The government identified the condemned as Hiroshi Maeue, 40, Yukio Yamaji, 25, and Chinese national Chen Detong, 41, who had killed three of his compatriots and wounded three more Chinese people.
All three men had committed "grave and cruel" crimes and "taken precious lives with very selfish motives," Justice Minister Eisuke Mori said after the sentences were carried out in Tokyo and the western city of Osaka.
Maeue, executed in Osaka, killed three people including a 14-year-old in 2005 after he got to know them separately through an Internet website where people contemplating ending their lives meet to make suicide pacts. Maeue arranged to meet his victims under the pretense they would jointly commit suicide through carbon monoxide poisoning. He then lured them into a van in a parking lot, tied their hands and feet and choked them to death. He confessed to deriving sexual pleasure from watching people suffocate.
Yamaji, also executed in Osaka, raped and then stabbed to death two sisters, stole their money and set fire to their apartment in 2005. Chen, the Chinese national, was executed in Tokyo for killing three of his compatriots and injuring three more in Kawasaki, southwest of Tokyo, in 1999.

- - -

## Given problem 1
Report how many lines in the listing contain the word "offers". Give only the number.

Saved entries
- - -

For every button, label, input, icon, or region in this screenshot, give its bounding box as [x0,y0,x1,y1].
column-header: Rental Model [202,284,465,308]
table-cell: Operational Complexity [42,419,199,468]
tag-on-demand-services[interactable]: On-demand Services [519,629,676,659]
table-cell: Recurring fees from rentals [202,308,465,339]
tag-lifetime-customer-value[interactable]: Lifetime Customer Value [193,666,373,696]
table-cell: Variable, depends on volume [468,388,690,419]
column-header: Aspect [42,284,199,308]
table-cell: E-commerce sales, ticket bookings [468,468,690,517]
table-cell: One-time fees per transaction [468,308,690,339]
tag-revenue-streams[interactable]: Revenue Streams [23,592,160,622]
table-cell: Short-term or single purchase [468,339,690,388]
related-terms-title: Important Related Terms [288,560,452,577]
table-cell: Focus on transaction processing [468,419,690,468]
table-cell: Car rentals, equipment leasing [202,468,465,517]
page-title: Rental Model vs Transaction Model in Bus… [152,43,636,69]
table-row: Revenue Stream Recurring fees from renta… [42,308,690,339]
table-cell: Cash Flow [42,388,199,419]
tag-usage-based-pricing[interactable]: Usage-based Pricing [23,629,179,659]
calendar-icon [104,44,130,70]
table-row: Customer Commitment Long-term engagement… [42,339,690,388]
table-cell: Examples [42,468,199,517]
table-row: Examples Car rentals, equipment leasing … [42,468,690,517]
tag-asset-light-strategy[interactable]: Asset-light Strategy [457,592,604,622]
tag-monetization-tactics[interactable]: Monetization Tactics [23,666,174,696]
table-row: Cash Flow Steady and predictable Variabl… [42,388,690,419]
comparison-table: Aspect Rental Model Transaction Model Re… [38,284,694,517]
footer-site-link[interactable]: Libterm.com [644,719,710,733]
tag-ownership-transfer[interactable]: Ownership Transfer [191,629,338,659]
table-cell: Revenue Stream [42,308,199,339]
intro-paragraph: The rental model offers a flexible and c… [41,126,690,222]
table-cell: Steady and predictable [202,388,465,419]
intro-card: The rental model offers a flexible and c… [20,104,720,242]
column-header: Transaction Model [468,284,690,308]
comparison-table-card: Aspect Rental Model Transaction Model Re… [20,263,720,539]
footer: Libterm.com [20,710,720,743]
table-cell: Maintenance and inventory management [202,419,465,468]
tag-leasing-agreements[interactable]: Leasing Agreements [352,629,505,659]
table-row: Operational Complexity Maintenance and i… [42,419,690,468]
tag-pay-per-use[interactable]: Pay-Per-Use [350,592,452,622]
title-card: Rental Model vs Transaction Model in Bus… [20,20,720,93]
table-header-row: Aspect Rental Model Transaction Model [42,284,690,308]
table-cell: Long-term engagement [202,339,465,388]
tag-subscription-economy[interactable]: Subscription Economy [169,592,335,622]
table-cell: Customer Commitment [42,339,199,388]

- - -

## Given problem 2
Reproduce word for word the part of the report on the executions from "Maeue, executed in" to "watching people suffocate.".

## Written answer 1
2

## Written answer 2
Maeue, executed in Osaka, killed three people including a 14-year-old in 2005 after he got to know them separately through an Internet website where people contemplating ending their lives meet to make suicide pacts. Maeue arranged to meet his victims under the pretense they would jointly commit suicide through carbon monoxide poisoning. He then lured them into a van in a parking lot, tied their hands and feet and choked them to death. He confessed to deriving sexual pleasure from watching people suffocate.